— BEGIN EXTRACTED DATA —
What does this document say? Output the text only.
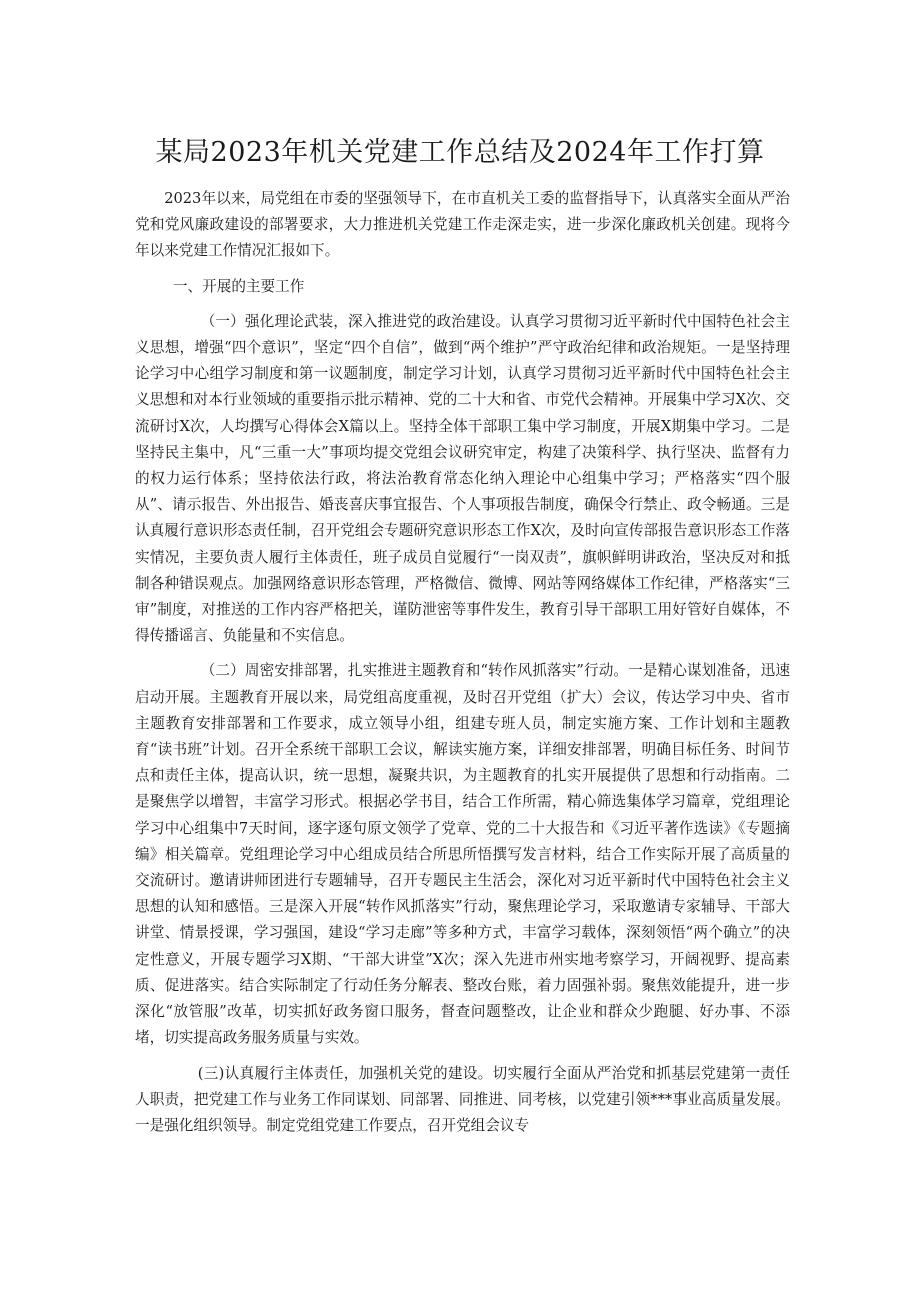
某局2023年机关党建工作总结及2024年工作打算

2023年以来，局党组在市委的坚强领导下，在市直机关工委的监督指导下，认真落实全面从严治党和党风廉政建设的部署要求，大力推进机关党建工作走深走实，进一步深化廉政机关创建。现将今年以来党建工作情况汇报如下。

一、开展的主要工作

（一）强化理论武装，深入推进党的政治建设。认真学习贯彻习近平新时代中国特色社会主义思想，增强“四个意识”，坚定“四个自信”，做到“两个维护”严守政治纪律和政治规矩。一是坚持理论学习中心组学习制度和第一议题制度，制定学习计划，认真学习贯彻习近平新时代中国特色社会主义思想和对本行业领域的重要指示批示精神、党的二十大和省、市党代会精神。开展集中学习X次、交流研讨X次，人均撰写心得体会X篇以上。坚持全体干部职工集中学习制度，开展X期集中学习。二是坚持民主集中，凡“三重一大”事项均提交党组会议研究审定，构建了决策科学、执行坚决、监督有力的权力运行体系；坚持依法行政，将法治教育常态化纳入理论中心组集中学习；严格落实“四个服从”、请示报告、外出报告、婚丧喜庆事宜报告、个人事项报告制度，确保令行禁止、政令畅通。三是认真履行意识形态责任制，召开党组会专题研究意识形态工作X次，及时向宣传部报告意识形态工作落实情况，主要负责人履行主体责任，班子成员自觉履行“一岗双责”，旗帜鲜明讲政治，坚决反对和抵制各种错误观点。加强网络意识形态管理，严格微信、微博、网站等网络媒体工作纪律，严格落实“三审”制度，对推送的工作内容严格把关，谨防泄密等事件发生，教育引导干部职工用好管好自媒体，不得传播谣言、负能量和不实信息。

（二）周密安排部署，扎实推进主题教育和“转作风抓落实”行动。一是精心谋划准备，迅速启动开展。主题教育开展以来，局党组高度重视，及时召开党组（扩大）会议，传达学习中央、省市主题教育安排部署和工作要求，成立领导小组，组建专班人员，制定实施方案、工作计划和主题教育“读书班”计划。召开全系统干部职工会议，解读实施方案，详细安排部署，明确目标任务、时间节点和责任主体，提高认识，统一思想，凝聚共识，为主题教育的扎实开展提供了思想和行动指南。二是聚焦学以增智，丰富学习形式。根据必学书目，结合工作所需，精心筛选集体学习篇章，党组理论学习中心组集中7天时间，逐字逐句原文领学了党章、党的二十大报告和《习近平著作选读》《专题摘编》相关篇章。党组理论学习中心组成员结合所思所悟撰写发言材料，结合工作实际开展了高质量的交流研讨。邀请讲师团进行专题辅导，召开专题民主生活会，深化对习近平新时代中国特色社会主义思想的认知和感悟。三是深入开展“转作风抓落实”行动，聚焦理论学习，采取邀请专家辅导、干部大讲堂、情景授课，学习强国，建设“学习走廊”等多种方式，丰富学习载体，深刻领悟“两个确立”的决定性意义，开展专题学习X期、“干部大讲堂”X次；深入先进市州实地考察学习，开阔视野、提高素质、促进落实。结合实际制定了行动任务分解表、整改台账，着力固强补弱。聚焦效能提升，进一步深化“放管服”改革，切实抓好政务窗口服务，督查问题整改，让企业和群众少跑腿、好办事、不添堵，切实提高政务服务质量与实效。

(三)认真履行主体责任，加强机关党的建设。切实履行全面从严治党和抓基层党建第一责任人职责，把党建工作与业务工作同谋划、同部署、同推进、同考核，以党建引领***事业高质量发展。一是强化组织领导。制定党组党建工作要点，召开党组会议专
— END EXTRACTED DATA —
» **GOAL OF THE EXERCISE**:
Except for the pictures, copy every line of the records above exactly.

» **PROBLEM SOLUTION**:
What does this document say? Output the text only.
某局2023年机关党建工作总结及2024年工作打算

2023年以来，局党组在市委的坚强领导下，在市直机关工委的监督指导下，认真落实全面从严治党和党风廉政建设的部署要求，大力推进机关党建工作走深走实，进一步深化廉政机关创建。现将今年以来党建工作情况汇报如下。

一、开展的主要工作

（一）强化理论武装，深入推进党的政治建设。认真学习贯彻习近平新时代中国特色社会主义思想，增强“四个意识”，坚定“四个自信”，做到“两个维护”严守政治纪律和政治规矩。一是坚持理论学习中心组学习制度和第一议题制度，制定学习计划，认真学习贯彻习近平新时代中国特色社会主义思想和对本行业领域的重要指示批示精神、党的二十大和省、市党代会精神。开展集中学习X次、交流研讨X次，人均撰写心得体会X篇以上。坚持全体干部职工集中学习制度，开展X期集中学习。二是坚持民主集中，凡“三重一大”事项均提交党组会议研究审定，构建了决策科学、执行坚决、监督有力的权力运行体系；坚持依法行政，将法治教育常态化纳入理论中心组集中学习；严格落实“四个服从”、请示报告、外出报告、婚丧喜庆事宜报告、个人事项报告制度，确保令行禁止、政令畅通。三是认真履行意识形态责任制，召开党组会专题研究意识形态工作X次，及时向宣传部报告意识形态工作落实情况，主要负责人履行主体责任，班子成员自觉履行“一岗双责”，旗帜鲜明讲政治，坚决反对和抵制各种错误观点。加强网络意识形态管理，严格微信、微博、网站等网络媒体工作纪律，严格落实“三审”制度，对推送的工作内容严格把关，谨防泄密等事件发生，教育引导干部职工用好管好自媒体，不得传播谣言、负能量和不实信息。

（二）周密安排部署，扎实推进主题教育和“转作风抓落实”行动。一是精心谋划准备，迅速启动开展。主题教育开展以来，局党组高度重视，及时召开党组（扩大）会议，传达学习中央、省市主题教育安排部署和工作要求，成立领导小组，组建专班人员，制定实施方案、工作计划和主题教育“读书班”计划。召开全系统干部职工会议，解读实施方案，详细安排部署，明确目标任务、时间节点和责任主体，提高认识，统一思想，凝聚共识，为主题教育的扎实开展提供了思想和行动指南。二是聚焦学以增智，丰富学习形式。根据必学书目，结合工作所需，精心筛选集体学习篇章，党组理论学习中心组集中7天时间，逐字逐句原文领学了党章、党的二十大报告和《习近平著作选读》《专题摘编》相关篇章。党组理论学习中心组成员结合所思所悟撰写发言材料，结合工作实际开展了高质量的交流研讨。邀请讲师团进行专题辅导，召开专题民主生活会，深化对习近平新时代中国特色社会主义思想的认知和感悟。三是深入开展“转作风抓落实”行动，聚焦理论学习，采取邀请专家辅导、干部大讲堂、情景授课，学习强国，建设“学习走廊”等多种方式，丰富学习载体，深刻领悟“两个确立”的决定性意义，开展专题学习X期、“干部大讲堂”X次；深入先进市州实地考察学习，开阔视野、提高素质、促进落实。结合实际制定了行动任务分解表、整改台账，着力固强补弱。聚焦效能提升，进一步深化“放管服”改革，切实抓好政务窗口服务，督查问题整改，让企业和群众少跑腿、好办事、不添堵，切实提高政务服务质量与实效。

(三)认真履行主体责任，加强机关党的建设。切实履行全面从严治党和抓基层党建第一责任人职责，把党建工作与业务工作同谋划、同部署、同推进、同考核，以党建引领***事业高质量发展。一是强化组织领导。制定党组党建工作要点，召开党组会议专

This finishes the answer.